§ **DA FARE**:
**A)** Elenca tutte le date che compaiono nella sentenza, nell'ordine in cui appaiono. Indica ogni data una sola volta, anche se è scritta in forme diverse.
**B)** Rispondi in breve a queste domande sulla sentenza, una per riga:
(i) In quale data si è tenuta l'udienza?
(ii) Quale decreto ha confermato la Corte di appello di Venezia?
(iii) Che cosa ha chiesto nella sua requisitoria il Sostituto Procuratore generale?
**C)** Riprendi la sentenza sulla confisca di prevenzione e continuala dal punto in cui si interrompe.

§ **TESTO DELLA PAGINA**:
Sentenza di Cassazione Penale Sez. 6 Num. 1272 Anno 2025
Penale Sent. Sez. 6 Num. 1272 Anno 2025
Presidente: NOME COGNOME
Relatore: COGNOME NOME COGNOME
Data Udienza: 05/11/2024
SENTENZA
Sui ricorsi proposti da NOMECOGNOME nato a Cavarzere il 16/10/1952 NOME nato a Rimini il 2/12/1979
avverso il decreto del 24/11/2023 della Corte di appello di Venezia
Visti gli atti, il provvedimento impugnato e i ricorsi; udita la relazione svolta dal Consigliere NOME COGNOME letta la requisitoria del Sostituto Procuratore generale NOME COGNOME che ha concluso chiedendo dl dichiarare l’inammissibilità dei ricorsi
RITENUTO IN FATTO
Con decreto del 24 novembre 2023 la Corte di Appello di Venezia ha rigettato i ricorsi proposti nell’interesse di NOME COGNOME e NOME COGNOME e ha confermato il decreto adottato dal Tribunale di Venezia – Sezione Misure di Prevenzione il 3 maggio 2023, con cui è stata disposta la confisca di prevenzione
della società RAGIONE_SOCIALE di RAGIONE_SOCIALE e di alcuni beni intestati a tale società e a RAGIONE_SOCIALE
Avverso l’anzidetta sentenza ha proposto ricorsi per cassazione il difensore di NOME COGNOME e NOME COGNOME
Nell’interesse di NOME COGNOME sono stati dedotti i motivi di seguito indicati.
3.1. Violazione di legge in relazione alla dichiarazione di pericolosità di NOME COGNOME avendo la Corte di appello esorbitato dai poteri riconosciutile, avendo dichiarato la pericolosità sociale del ricorrente slegata dall’applicazione di una misura di prevenzione personale o patrimoniale.

§ **DATI REGISTRATI**:
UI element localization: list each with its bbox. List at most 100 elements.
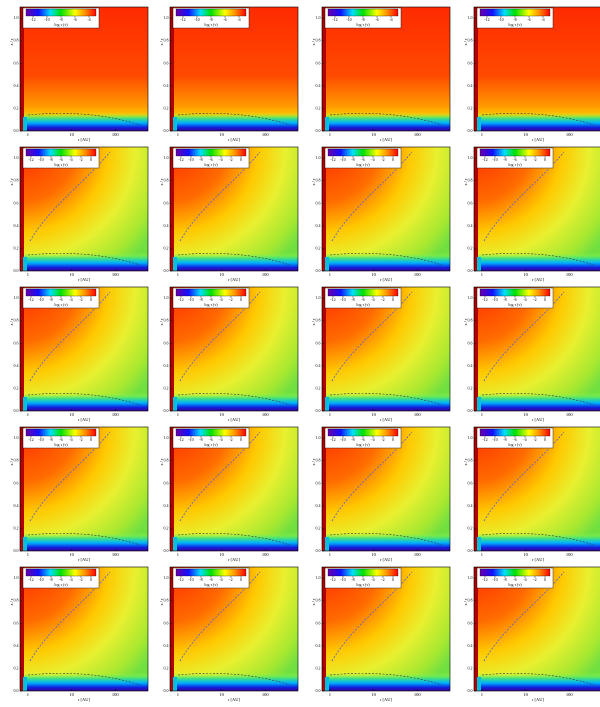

§ **RISPOSTE PER COMPITO**:
**A)**
05/11/2024
16/10/1952
2/12/1979
24/11/2023
3 maggio 2023

**B)**
(i) Il 05/11/2024.
(ii) Il decreto adottato dal Tribunale di Venezia – Sezione Misure di Prevenzione il 3 maggio 2023.
(iii) Ha chiesto di dichiarare l'inammissibilità dei ricorsi.

**C)**
3.2. Violazione di legge, per avere la Corte di appello ritenuto NOME COGNOME soggetto pericoloso, visti i precedenti penali e giudiziari e l’assenza di dichiarazioni di redditi per oltre due decenni, senza considerare che il ricorrente ha riportato solo due condanne risalenti al 1988 e al 2007 e ha subito nel 2017/2018 un procedimento penale per truffa aggravata ed estorsione dai contorni nebulosi, così che difetterebbero elementi di fatto apprezzabili in ordine alla realizzazione non episodica di attività delittuose.
Nell’interesse di NOME COGNOME sono stati dedotti i motivi di seguito indicati.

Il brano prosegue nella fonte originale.